▶ _EXERCISE_: Tell how many lines contain the word "curves". Reply with the number only.

▶ _GIVEN DATA_:

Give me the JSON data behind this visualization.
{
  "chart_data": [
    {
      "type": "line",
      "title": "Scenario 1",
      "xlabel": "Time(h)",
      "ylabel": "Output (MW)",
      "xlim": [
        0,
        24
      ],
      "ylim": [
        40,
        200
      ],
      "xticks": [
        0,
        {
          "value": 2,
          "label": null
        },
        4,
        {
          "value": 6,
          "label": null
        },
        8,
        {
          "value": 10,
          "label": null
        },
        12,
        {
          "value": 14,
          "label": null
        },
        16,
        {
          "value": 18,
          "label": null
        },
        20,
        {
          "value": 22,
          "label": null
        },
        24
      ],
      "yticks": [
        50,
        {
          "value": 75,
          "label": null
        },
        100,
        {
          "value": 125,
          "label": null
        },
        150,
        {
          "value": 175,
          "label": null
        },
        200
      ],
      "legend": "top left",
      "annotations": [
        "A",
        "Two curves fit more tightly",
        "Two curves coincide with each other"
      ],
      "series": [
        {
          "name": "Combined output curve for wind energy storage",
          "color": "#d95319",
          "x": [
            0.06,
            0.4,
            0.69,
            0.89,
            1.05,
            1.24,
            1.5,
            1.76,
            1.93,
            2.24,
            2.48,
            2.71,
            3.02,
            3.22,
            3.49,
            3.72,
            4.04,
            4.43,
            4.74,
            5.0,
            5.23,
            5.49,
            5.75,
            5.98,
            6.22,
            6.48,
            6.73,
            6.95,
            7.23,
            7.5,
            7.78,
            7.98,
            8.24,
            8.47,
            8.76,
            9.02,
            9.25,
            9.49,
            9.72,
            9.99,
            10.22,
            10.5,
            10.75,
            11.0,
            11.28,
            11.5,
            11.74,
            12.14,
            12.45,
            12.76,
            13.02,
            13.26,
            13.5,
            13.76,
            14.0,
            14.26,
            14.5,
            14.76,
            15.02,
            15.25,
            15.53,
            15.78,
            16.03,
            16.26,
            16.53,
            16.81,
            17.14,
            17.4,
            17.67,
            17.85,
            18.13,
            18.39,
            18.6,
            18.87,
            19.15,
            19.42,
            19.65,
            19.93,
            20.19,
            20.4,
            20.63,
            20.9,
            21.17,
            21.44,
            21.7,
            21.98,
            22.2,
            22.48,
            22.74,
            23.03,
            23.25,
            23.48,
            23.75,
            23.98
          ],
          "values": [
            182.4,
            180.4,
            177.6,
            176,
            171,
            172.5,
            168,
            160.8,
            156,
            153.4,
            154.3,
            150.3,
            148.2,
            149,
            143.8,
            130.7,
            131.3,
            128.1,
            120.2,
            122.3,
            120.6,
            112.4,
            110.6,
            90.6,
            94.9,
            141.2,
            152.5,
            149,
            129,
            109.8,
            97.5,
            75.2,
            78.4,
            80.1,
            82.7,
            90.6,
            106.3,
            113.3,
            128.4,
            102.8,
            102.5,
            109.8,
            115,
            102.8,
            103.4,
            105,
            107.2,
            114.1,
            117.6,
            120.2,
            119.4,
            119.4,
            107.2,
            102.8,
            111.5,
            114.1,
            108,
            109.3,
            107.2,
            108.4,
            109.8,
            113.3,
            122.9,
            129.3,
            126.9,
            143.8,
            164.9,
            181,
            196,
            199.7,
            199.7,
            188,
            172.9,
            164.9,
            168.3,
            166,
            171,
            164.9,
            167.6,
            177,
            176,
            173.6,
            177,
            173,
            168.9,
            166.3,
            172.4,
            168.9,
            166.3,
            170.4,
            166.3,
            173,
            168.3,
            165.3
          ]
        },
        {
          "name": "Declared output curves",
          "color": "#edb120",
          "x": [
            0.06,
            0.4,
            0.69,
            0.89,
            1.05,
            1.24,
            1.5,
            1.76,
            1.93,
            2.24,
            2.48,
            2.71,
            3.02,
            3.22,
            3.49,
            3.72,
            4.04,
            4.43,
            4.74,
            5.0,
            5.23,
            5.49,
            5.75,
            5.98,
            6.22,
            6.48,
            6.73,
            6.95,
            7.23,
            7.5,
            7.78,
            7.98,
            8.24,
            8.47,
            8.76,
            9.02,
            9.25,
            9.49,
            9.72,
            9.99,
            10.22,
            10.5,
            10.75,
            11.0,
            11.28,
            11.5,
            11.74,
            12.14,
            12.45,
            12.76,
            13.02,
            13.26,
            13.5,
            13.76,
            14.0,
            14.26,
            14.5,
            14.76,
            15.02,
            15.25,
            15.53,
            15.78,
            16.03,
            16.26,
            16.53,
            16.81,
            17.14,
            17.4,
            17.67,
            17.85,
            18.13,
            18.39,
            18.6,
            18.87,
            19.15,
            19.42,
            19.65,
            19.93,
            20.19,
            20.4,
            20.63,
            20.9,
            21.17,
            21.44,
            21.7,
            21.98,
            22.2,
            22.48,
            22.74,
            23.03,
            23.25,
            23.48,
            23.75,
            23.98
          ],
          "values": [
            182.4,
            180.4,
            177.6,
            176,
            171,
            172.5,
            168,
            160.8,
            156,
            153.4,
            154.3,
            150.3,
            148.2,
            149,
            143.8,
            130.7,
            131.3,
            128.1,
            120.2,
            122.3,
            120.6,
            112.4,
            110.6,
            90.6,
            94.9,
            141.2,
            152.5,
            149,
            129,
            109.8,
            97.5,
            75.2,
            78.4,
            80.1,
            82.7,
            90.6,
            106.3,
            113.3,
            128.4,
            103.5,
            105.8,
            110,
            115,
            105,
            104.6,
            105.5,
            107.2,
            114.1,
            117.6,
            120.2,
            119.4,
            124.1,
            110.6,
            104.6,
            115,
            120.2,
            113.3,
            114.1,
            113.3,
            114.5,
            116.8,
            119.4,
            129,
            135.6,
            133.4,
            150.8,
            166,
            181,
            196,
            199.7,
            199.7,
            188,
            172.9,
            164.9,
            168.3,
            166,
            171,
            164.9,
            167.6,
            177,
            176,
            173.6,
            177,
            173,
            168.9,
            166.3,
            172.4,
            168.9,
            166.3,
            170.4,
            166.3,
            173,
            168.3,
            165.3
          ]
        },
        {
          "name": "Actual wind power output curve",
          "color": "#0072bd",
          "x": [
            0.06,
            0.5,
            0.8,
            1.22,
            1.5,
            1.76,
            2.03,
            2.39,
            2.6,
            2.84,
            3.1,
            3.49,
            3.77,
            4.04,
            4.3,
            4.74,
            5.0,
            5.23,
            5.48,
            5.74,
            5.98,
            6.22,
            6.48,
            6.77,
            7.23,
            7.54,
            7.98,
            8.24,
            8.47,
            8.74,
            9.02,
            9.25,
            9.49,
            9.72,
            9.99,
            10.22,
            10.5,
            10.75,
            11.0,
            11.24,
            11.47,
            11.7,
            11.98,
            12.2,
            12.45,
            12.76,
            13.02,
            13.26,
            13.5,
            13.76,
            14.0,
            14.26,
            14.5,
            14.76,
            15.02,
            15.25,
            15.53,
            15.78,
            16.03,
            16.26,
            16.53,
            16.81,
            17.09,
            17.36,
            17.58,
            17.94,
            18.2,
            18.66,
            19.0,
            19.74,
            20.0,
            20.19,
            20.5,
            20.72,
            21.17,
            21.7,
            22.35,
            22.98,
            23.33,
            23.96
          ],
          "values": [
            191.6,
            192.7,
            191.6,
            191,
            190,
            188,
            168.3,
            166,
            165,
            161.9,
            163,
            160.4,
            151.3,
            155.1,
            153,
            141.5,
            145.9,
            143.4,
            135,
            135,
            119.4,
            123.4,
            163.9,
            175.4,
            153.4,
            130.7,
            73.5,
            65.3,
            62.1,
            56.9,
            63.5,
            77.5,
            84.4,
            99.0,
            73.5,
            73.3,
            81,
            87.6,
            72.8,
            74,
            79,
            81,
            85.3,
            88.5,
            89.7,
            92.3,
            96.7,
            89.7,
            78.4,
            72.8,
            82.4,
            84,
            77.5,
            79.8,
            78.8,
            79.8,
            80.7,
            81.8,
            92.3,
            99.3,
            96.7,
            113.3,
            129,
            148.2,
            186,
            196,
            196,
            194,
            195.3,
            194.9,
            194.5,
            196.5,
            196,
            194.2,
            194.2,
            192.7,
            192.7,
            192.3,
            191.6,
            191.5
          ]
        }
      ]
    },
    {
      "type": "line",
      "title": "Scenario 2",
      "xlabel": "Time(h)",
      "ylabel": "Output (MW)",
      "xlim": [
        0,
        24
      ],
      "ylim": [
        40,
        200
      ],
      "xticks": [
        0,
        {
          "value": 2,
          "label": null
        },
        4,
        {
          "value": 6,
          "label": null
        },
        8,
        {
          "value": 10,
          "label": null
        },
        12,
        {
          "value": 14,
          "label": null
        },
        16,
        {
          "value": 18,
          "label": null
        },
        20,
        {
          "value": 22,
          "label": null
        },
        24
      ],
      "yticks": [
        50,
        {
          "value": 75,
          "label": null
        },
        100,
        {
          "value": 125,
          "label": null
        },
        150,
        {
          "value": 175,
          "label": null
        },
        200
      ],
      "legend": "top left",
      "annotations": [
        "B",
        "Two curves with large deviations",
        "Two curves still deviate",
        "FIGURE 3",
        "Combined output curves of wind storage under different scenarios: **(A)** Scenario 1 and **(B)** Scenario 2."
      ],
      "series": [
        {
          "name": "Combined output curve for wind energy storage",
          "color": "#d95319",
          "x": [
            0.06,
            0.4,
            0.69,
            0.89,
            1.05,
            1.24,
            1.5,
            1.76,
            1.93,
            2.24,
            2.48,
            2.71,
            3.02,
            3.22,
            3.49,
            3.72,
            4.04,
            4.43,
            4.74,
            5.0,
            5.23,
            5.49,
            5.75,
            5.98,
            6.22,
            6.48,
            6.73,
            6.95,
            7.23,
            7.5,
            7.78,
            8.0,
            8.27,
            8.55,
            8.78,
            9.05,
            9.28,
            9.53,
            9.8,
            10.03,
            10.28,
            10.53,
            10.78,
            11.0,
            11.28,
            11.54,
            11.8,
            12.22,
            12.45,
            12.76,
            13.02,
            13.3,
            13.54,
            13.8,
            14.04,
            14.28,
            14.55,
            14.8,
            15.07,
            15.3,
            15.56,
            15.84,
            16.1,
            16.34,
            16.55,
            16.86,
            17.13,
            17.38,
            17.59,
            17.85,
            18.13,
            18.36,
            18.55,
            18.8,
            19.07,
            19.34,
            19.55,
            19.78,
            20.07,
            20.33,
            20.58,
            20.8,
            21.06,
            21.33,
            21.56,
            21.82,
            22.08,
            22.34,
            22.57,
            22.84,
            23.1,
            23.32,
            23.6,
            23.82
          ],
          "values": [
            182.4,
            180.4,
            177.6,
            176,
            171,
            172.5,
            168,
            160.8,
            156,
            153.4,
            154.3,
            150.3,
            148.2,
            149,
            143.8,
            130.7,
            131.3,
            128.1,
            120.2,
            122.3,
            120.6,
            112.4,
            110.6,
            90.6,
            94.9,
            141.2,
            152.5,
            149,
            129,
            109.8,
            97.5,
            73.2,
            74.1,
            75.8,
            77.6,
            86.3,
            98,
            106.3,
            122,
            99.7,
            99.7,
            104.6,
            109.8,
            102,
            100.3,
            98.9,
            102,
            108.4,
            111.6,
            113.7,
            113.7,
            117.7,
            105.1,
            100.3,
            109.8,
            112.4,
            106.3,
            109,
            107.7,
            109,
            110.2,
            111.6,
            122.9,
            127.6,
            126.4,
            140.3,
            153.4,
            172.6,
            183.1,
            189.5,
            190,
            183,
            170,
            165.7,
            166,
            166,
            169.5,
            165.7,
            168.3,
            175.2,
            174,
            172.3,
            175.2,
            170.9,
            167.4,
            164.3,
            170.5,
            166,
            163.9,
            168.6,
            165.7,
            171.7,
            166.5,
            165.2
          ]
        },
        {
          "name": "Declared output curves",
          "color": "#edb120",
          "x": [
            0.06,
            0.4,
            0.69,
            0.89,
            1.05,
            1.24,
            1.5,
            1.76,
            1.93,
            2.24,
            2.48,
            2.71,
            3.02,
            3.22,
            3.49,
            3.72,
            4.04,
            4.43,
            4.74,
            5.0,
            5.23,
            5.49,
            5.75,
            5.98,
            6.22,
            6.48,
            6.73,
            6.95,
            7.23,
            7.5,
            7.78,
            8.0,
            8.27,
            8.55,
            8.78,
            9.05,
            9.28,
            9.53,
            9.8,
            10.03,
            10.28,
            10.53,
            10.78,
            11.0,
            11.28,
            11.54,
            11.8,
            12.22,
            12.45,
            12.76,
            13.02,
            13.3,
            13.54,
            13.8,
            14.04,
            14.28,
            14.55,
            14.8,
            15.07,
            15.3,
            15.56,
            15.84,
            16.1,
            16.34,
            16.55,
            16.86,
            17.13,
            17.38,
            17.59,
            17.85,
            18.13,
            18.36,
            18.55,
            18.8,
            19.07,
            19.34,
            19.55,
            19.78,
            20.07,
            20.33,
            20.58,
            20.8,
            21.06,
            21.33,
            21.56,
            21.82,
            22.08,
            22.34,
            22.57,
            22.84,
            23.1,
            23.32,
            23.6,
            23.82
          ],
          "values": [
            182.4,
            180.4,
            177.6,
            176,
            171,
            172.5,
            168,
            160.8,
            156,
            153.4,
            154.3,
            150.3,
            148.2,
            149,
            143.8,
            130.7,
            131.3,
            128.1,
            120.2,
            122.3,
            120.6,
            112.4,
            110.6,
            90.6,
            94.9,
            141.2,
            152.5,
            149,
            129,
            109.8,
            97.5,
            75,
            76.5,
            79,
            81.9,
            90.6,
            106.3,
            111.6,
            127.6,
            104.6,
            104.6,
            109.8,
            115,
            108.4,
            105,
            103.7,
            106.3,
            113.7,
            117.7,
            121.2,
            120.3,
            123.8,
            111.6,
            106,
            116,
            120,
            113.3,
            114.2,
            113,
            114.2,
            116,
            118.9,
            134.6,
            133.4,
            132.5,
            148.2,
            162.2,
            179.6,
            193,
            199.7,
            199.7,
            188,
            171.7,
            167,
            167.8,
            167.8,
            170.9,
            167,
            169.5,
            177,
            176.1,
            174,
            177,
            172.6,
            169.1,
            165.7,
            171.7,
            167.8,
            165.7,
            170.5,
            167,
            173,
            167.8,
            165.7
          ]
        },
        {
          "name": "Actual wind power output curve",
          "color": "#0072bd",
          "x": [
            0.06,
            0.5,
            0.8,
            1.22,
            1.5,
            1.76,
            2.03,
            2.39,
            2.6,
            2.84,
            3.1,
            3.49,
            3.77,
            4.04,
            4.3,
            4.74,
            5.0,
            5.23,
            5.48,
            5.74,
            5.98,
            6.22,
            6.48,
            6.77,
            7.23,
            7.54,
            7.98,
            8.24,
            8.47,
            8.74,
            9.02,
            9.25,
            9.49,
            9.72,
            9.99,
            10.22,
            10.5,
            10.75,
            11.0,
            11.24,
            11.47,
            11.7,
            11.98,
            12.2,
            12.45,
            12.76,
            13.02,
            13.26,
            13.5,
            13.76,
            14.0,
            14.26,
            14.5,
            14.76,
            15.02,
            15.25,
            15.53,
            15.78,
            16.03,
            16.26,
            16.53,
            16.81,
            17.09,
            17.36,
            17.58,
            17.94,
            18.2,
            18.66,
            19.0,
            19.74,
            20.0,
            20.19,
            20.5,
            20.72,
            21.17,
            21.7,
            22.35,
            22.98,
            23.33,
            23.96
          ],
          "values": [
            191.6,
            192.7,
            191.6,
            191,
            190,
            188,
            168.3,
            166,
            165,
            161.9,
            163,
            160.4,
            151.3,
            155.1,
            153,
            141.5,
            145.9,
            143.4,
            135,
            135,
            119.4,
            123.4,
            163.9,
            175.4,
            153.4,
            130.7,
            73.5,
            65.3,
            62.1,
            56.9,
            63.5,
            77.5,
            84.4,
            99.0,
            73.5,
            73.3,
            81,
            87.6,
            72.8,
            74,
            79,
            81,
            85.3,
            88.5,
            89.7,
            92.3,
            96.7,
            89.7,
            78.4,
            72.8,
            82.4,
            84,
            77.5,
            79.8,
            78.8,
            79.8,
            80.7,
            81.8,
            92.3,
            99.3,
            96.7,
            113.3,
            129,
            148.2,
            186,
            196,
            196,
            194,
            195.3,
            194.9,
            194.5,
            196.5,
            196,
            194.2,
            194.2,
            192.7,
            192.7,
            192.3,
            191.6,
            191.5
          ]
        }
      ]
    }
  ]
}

▶ _EXERCISE OUTPUT_: 7